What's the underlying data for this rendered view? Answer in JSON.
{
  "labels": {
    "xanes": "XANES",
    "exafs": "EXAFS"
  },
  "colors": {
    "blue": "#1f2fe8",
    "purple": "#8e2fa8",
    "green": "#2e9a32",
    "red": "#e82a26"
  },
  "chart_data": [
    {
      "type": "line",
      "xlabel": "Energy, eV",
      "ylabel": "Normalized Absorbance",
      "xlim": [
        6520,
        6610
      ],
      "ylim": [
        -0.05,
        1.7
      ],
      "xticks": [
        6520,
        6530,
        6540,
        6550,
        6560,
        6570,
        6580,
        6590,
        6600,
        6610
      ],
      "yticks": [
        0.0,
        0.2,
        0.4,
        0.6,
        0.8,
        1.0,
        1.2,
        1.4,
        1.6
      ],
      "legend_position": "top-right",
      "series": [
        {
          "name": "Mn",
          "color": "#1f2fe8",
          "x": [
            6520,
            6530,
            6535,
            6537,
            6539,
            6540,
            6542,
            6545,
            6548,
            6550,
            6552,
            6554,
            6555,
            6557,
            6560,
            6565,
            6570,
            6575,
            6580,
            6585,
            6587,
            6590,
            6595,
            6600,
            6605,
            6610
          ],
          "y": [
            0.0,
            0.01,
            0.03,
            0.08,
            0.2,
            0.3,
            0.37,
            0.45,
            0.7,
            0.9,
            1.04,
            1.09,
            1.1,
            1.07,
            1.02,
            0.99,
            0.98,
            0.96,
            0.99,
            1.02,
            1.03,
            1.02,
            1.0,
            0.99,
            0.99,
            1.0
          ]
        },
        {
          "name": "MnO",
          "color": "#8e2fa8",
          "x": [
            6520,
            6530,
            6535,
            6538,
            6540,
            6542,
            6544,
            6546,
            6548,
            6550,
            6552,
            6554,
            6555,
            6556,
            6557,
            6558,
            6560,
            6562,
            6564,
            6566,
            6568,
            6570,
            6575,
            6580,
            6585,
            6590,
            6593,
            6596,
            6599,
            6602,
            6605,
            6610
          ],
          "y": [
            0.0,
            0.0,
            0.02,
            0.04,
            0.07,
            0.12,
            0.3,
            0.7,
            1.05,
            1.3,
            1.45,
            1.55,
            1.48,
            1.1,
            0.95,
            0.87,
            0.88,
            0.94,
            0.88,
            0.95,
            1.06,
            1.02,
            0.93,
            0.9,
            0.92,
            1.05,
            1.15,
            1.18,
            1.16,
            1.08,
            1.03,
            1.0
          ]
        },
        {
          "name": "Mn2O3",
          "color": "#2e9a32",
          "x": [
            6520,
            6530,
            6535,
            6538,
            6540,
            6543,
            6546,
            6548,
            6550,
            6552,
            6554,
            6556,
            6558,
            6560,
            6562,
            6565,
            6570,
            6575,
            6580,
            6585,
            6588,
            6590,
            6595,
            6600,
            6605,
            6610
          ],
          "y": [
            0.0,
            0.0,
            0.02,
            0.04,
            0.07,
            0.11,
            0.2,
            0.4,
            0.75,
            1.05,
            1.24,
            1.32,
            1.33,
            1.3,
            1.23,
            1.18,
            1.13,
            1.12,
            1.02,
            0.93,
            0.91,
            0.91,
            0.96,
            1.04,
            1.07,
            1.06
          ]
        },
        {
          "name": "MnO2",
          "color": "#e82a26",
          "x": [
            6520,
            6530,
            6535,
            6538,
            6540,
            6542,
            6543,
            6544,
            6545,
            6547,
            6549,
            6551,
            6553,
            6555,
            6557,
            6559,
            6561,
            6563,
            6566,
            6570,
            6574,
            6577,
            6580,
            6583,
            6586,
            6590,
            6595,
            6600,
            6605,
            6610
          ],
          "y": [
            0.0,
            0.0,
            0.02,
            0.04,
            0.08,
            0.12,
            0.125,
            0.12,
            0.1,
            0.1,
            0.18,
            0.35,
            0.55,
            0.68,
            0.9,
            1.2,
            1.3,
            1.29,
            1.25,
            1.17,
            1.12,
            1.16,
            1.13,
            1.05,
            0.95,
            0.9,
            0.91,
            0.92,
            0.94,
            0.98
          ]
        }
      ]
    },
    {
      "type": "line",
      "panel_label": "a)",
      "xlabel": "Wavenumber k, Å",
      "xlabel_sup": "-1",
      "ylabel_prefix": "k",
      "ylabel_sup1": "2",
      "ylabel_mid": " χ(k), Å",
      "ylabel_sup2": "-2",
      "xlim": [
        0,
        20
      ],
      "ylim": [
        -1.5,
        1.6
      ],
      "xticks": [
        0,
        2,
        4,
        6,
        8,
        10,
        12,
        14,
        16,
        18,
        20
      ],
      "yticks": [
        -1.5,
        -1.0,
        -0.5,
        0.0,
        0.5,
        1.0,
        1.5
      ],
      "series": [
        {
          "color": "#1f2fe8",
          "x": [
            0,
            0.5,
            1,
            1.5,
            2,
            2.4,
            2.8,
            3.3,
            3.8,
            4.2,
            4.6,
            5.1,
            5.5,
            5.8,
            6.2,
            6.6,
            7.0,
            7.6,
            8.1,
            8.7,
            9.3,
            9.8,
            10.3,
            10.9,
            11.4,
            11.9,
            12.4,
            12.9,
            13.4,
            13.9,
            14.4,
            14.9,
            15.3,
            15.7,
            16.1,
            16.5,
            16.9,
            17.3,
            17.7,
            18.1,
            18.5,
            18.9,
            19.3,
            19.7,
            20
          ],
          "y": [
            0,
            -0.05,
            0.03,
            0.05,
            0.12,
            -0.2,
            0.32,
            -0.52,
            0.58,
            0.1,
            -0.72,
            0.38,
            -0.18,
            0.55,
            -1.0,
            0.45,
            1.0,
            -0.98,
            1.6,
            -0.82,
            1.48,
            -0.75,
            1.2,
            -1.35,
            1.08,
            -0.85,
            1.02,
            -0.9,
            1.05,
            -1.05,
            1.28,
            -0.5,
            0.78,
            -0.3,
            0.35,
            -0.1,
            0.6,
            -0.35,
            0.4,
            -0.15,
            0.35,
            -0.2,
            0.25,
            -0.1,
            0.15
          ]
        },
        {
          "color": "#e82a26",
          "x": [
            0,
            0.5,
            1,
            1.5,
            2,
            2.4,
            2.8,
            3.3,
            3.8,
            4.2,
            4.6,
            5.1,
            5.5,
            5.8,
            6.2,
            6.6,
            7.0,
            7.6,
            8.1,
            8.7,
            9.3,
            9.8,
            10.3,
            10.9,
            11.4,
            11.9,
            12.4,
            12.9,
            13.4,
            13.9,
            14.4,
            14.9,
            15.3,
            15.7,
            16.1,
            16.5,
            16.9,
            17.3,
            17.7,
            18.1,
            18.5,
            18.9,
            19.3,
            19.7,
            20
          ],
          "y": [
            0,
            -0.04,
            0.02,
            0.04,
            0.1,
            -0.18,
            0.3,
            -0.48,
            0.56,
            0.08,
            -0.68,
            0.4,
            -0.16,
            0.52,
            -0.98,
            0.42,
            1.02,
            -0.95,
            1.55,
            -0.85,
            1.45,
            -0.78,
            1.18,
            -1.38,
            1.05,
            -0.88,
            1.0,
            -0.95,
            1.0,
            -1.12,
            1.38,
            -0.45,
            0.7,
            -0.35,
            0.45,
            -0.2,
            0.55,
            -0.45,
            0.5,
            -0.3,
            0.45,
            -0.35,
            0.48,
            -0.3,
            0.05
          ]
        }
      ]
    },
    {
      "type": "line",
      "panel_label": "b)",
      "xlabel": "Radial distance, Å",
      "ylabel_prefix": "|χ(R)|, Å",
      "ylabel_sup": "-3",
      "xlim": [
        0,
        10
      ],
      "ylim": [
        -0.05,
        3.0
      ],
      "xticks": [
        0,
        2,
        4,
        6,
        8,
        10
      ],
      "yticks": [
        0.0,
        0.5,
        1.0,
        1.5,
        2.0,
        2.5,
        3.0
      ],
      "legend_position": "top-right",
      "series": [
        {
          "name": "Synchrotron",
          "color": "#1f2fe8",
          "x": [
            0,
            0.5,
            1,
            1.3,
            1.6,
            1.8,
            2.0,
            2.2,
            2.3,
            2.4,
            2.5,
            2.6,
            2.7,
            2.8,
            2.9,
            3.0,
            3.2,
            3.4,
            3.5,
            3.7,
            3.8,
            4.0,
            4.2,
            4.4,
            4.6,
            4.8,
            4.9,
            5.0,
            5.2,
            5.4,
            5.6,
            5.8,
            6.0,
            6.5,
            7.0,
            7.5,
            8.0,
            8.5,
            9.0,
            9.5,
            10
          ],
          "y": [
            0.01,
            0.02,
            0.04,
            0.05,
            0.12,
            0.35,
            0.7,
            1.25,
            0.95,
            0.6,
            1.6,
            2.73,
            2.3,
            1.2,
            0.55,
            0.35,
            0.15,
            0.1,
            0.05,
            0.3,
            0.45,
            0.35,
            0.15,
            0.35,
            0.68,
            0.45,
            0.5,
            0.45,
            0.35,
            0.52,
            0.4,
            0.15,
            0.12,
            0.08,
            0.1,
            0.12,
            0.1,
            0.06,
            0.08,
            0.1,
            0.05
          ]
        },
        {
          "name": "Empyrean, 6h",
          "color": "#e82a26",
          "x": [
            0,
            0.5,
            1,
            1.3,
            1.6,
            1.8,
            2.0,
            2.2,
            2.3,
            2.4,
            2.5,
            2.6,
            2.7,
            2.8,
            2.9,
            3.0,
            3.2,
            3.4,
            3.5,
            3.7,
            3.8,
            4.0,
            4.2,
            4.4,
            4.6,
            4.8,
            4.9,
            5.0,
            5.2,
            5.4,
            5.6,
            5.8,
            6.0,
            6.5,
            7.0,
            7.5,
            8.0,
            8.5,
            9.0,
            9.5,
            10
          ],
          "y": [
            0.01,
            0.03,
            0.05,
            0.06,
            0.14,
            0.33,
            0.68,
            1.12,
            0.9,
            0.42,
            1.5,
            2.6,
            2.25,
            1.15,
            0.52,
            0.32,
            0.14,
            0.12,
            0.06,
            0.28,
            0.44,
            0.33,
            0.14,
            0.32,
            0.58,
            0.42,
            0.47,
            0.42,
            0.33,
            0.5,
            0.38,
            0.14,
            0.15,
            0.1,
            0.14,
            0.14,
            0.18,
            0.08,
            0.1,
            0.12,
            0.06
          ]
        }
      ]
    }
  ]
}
────────
GIVEN EXERCISE -> Count the lines that hold the string "name", and reply with that number alone.

SOLUTION TO THE PROBLEM -> 6